Set problem: Transcribe the material below exactly as it appears.

Input material:

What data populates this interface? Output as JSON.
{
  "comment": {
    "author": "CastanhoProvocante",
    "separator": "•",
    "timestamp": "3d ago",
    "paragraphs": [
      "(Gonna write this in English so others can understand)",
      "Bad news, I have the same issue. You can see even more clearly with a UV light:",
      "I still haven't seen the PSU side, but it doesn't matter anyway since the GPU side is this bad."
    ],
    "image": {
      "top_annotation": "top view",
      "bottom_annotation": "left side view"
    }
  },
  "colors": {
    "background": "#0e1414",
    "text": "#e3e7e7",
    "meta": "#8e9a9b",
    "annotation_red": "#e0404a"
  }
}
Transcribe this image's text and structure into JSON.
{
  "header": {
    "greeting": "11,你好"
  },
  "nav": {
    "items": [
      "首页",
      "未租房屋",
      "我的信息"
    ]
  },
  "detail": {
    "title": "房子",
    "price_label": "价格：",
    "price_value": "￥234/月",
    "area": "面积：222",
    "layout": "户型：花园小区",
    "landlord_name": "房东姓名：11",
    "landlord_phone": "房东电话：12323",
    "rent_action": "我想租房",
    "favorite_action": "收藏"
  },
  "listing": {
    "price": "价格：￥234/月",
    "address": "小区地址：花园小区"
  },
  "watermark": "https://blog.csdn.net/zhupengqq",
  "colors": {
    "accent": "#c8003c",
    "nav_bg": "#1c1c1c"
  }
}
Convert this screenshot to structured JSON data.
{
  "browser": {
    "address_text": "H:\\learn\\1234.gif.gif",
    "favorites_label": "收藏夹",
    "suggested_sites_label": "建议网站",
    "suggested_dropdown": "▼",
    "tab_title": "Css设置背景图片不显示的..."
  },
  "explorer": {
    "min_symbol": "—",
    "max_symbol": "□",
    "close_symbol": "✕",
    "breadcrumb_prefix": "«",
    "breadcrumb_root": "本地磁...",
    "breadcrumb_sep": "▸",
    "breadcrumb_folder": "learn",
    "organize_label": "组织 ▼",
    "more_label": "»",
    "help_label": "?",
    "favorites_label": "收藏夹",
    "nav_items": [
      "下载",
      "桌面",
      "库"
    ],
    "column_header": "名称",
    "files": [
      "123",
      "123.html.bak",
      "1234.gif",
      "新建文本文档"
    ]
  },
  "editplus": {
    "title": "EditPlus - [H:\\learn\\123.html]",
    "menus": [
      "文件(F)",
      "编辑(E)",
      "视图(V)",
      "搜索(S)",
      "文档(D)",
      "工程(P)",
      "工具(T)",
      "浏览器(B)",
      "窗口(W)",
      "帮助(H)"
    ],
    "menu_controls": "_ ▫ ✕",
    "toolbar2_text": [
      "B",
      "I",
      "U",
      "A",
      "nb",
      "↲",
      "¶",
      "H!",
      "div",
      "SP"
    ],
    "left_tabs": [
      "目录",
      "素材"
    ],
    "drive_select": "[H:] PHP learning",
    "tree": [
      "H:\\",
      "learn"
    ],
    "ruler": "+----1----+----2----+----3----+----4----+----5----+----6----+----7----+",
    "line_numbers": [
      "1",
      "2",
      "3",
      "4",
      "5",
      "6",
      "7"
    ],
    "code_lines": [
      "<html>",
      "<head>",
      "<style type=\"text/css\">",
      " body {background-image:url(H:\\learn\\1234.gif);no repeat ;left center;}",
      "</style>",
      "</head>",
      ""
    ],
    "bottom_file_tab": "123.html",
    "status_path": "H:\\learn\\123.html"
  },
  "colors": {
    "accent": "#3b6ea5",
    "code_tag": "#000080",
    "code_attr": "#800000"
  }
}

Task output:
What data populates this interface? Output as JSON.
{
  "comment": {
    "author": "CastanhoProvocante",
    "separator": "•",
    "timestamp": "3d ago",
    "paragraphs": [
      "(Gonna write this in English so others can understand)",
      "Bad news, I have the same issue. You can see even more clearly with a UV light:",
      "I still haven't seen the PSU side, but it doesn't matter anyway since the GPU side is this bad."
    ],
    "image": {
      "top_annotation": "top view",
      "bottom_annotation": "left side view"
    }
  },
  "colors": {
    "background": "#0e1414",
    "text": "#e3e7e7",
    "meta": "#8e9a9b",
    "annotation_red": "#e0404a"
  }
}
Transcribe this image's text and structure into JSON.
{
  "header": {
    "greeting": "11,你好"
  },
  "nav": {
    "items": [
      "首页",
      "未租房屋",
      "我的信息"
    ]
  },
  "detail": {
    "title": "房子",
    "price_label": "价格：",
    "price_value": "￥234/月",
    "area": "面积：222",
    "layout": "户型：花园小区",
    "landlord_name": "房东姓名：11",
    "landlord_phone": "房东电话：12323",
    "rent_action": "我想租房",
    "favorite_action": "收藏"
  },
  "listing": {
    "price": "价格：￥234/月",
    "address": "小区地址：花园小区"
  },
  "watermark": "https://blog.csdn.net/zhupengqq",
  "colors": {
    "accent": "#c8003c",
    "nav_bg": "#1c1c1c"
  }
}
Convert this screenshot to structured JSON data.
{
  "browser": {
    "address_text": "H:\\learn\\1234.gif.gif",
    "favorites_label": "收藏夹",
    "suggested_sites_label": "建议网站",
    "suggested_dropdown": "▼",
    "tab_title": "Css设置背景图片不显示的..."
  },
  "explorer": {
    "min_symbol": "—",
    "max_symbol": "□",
    "close_symbol": "✕",
    "breadcrumb_prefix": "«",
    "breadcrumb_root": "本地磁...",
    "breadcrumb_sep": "▸",
    "breadcrumb_folder": "learn",
    "organize_label": "组织 ▼",
    "more_label": "»",
    "help_label": "?",
    "favorites_label": "收藏夹",
    "nav_items": [
      "下载",
      "桌面",
      "库"
    ],
    "column_header": "名称",
    "files": [
      "123",
      "123.html.bak",
      "1234.gif",
      "新建文本文档"
    ]
  },
  "editplus": {
    "title": "EditPlus - [H:\\learn\\123.html]",
    "menus": [
      "文件(F)",
      "编辑(E)",
      "视图(V)",
      "搜索(S)",
      "文档(D)",
      "工程(P)",
      "工具(T)",
      "浏览器(B)",
      "窗口(W)",
      "帮助(H)"
    ],
    "menu_controls": "_ ▫ ✕",
    "toolbar2_text": [
      "B",
      "I",
      "U",
      "A",
      "nb",
      "↲",
      "¶",
      "H!",
      "div",
      "SP"
    ],
    "left_tabs": [
      "目录",
      "素材"
    ],
    "drive_select": "[H:] PHP learning",
    "tree": [
      "H:\\",
      "learn"
    ],
    "ruler": "+----1----+----2----+----3----+----4----+----5----+----6----+----7----+",
    "line_numbers": [
      "1",
      "2",
      "3",
      "4",
      "5",
      "6",
      "7"
    ],
    "code_lines": [
      "<html>",
      "<head>",
      "<style type=\"text/css\">",
      " body {background-image:url(H:\\learn\\1234.gif);no repeat ;left center;}",
      "</style>",
      "</head>",
      ""
    ],
    "bottom_file_tab": "123.html",
    "status_path": "H:\\learn\\123.html"
  },
  "colors": {
    "accent": "#3b6ea5",
    "code_tag": "#000080",
    "code_attr": "#800000"
  }
}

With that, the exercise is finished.